# [Dataset content]
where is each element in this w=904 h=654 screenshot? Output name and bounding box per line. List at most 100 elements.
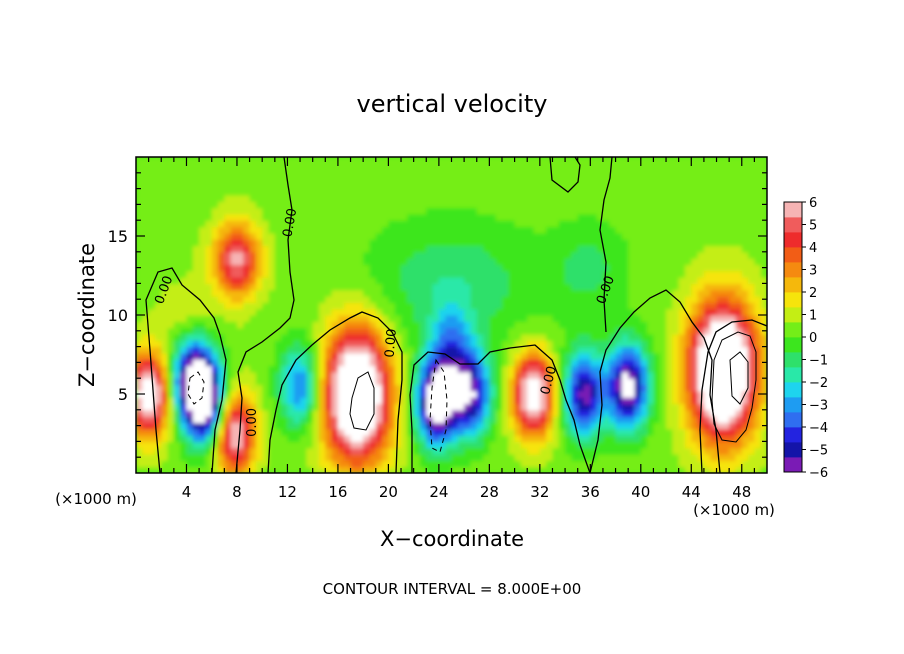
field-cell bbox=[634, 384, 642, 392]
field-cell bbox=[230, 327, 238, 335]
field-cell bbox=[457, 163, 465, 171]
field-cell bbox=[514, 416, 522, 424]
field-cell bbox=[344, 435, 352, 442]
field-cell bbox=[199, 359, 207, 367]
field-cell bbox=[255, 213, 263, 221]
field-cell bbox=[255, 201, 263, 209]
field-cell bbox=[192, 239, 200, 247]
field-cell bbox=[609, 327, 617, 335]
field-cell bbox=[218, 289, 225, 297]
field-cell bbox=[697, 182, 705, 190]
field-cell bbox=[691, 352, 699, 360]
field-cell bbox=[426, 371, 434, 379]
field-cell bbox=[413, 270, 421, 278]
field-cell bbox=[552, 359, 560, 367]
field-cell bbox=[268, 365, 276, 373]
field-cell bbox=[577, 454, 585, 461]
field-cell bbox=[136, 460, 143, 468]
field-cell bbox=[640, 157, 648, 164]
field-cell bbox=[224, 460, 232, 468]
field-cell bbox=[514, 175, 522, 183]
field-cell bbox=[287, 251, 295, 259]
field-cell bbox=[533, 169, 541, 177]
field-cell bbox=[375, 296, 383, 303]
field-cell bbox=[262, 182, 270, 190]
field-cell bbox=[445, 340, 453, 348]
field-cell bbox=[703, 359, 711, 367]
field-cell bbox=[659, 321, 667, 329]
field-cell bbox=[584, 384, 591, 392]
field-cell bbox=[142, 340, 150, 348]
field-cell bbox=[722, 416, 730, 424]
field-cell bbox=[741, 409, 749, 417]
field-cell bbox=[653, 157, 661, 164]
field-cell bbox=[672, 258, 680, 266]
field-cell bbox=[236, 466, 244, 473]
field-cell bbox=[615, 333, 623, 341]
field-cell bbox=[716, 390, 724, 398]
field-cell bbox=[192, 264, 200, 272]
field-cell bbox=[571, 409, 579, 417]
field-cell bbox=[527, 283, 535, 291]
field-cell bbox=[331, 213, 339, 221]
field-cell bbox=[457, 207, 465, 215]
field-cell bbox=[748, 371, 755, 379]
field-cell bbox=[584, 397, 591, 405]
field-cell bbox=[262, 409, 270, 417]
field-cell bbox=[666, 466, 673, 473]
field-cell bbox=[180, 321, 188, 329]
field-cell bbox=[729, 213, 737, 221]
field-cell bbox=[318, 409, 326, 417]
field-cell bbox=[722, 175, 730, 183]
field-cell bbox=[426, 258, 434, 266]
field-cell bbox=[199, 416, 207, 424]
field-cell bbox=[729, 264, 737, 272]
field-cell bbox=[483, 302, 490, 310]
field-cell bbox=[186, 371, 194, 379]
field-cell bbox=[476, 409, 484, 417]
field-cell bbox=[735, 163, 743, 171]
field-cell bbox=[401, 220, 408, 228]
field-cell bbox=[224, 277, 232, 284]
field-cell bbox=[590, 157, 598, 164]
field-cell bbox=[501, 346, 509, 354]
field-cell bbox=[312, 422, 320, 430]
field-cell bbox=[577, 390, 585, 398]
field-cell bbox=[520, 289, 528, 297]
field-cell bbox=[281, 289, 289, 297]
field-cell bbox=[192, 409, 200, 417]
field-cell bbox=[306, 169, 314, 177]
field-cell bbox=[312, 175, 320, 183]
field-cell bbox=[281, 460, 289, 468]
field-cell bbox=[186, 435, 194, 442]
field-cell bbox=[413, 283, 421, 291]
field-cell bbox=[546, 327, 554, 335]
field-cell bbox=[255, 454, 263, 461]
field-cell bbox=[173, 302, 181, 310]
field-cell bbox=[666, 321, 673, 329]
field-cell bbox=[666, 283, 673, 291]
field-cell bbox=[722, 277, 730, 284]
field-cell bbox=[180, 466, 188, 473]
field-cell bbox=[401, 346, 408, 354]
field-cell bbox=[218, 359, 225, 367]
field-cell bbox=[640, 333, 648, 341]
field-cell bbox=[249, 175, 257, 183]
field-cell bbox=[483, 220, 490, 228]
field-cell bbox=[640, 194, 648, 202]
field-cell bbox=[520, 333, 528, 341]
field-cell bbox=[255, 466, 263, 473]
field-cell bbox=[634, 188, 642, 196]
field-cell bbox=[691, 359, 699, 367]
field-cell bbox=[306, 321, 314, 329]
field-cell bbox=[312, 454, 320, 461]
field-cell bbox=[192, 333, 200, 341]
field-cell bbox=[476, 378, 484, 386]
field-cell bbox=[571, 460, 579, 468]
field-cell bbox=[438, 428, 446, 436]
field-cell bbox=[483, 270, 490, 278]
field-cell bbox=[375, 302, 383, 310]
field-cell bbox=[142, 194, 150, 202]
field-cell bbox=[356, 321, 364, 329]
field-cell bbox=[243, 321, 251, 329]
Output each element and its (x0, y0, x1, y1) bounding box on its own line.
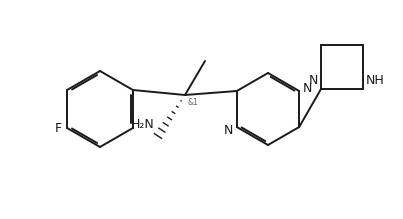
Text: F: F (55, 122, 62, 134)
Text: N: N (223, 124, 233, 136)
Text: &1: &1 (188, 98, 199, 107)
Text: H₂N: H₂N (131, 118, 155, 131)
Text: NH: NH (366, 74, 385, 87)
Text: N: N (309, 74, 318, 87)
Text: N: N (303, 81, 313, 95)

# [Instructions to follow]
Which lines in the entries above contain the word "element"? Extract each of them in full.

# [Output]
where is each element in this w=904 h=654 screenshot? Output name and bounding box per line. List at most 100 elements.
Output each element and its (x0, y0, x1, y1) bounding box on its own line.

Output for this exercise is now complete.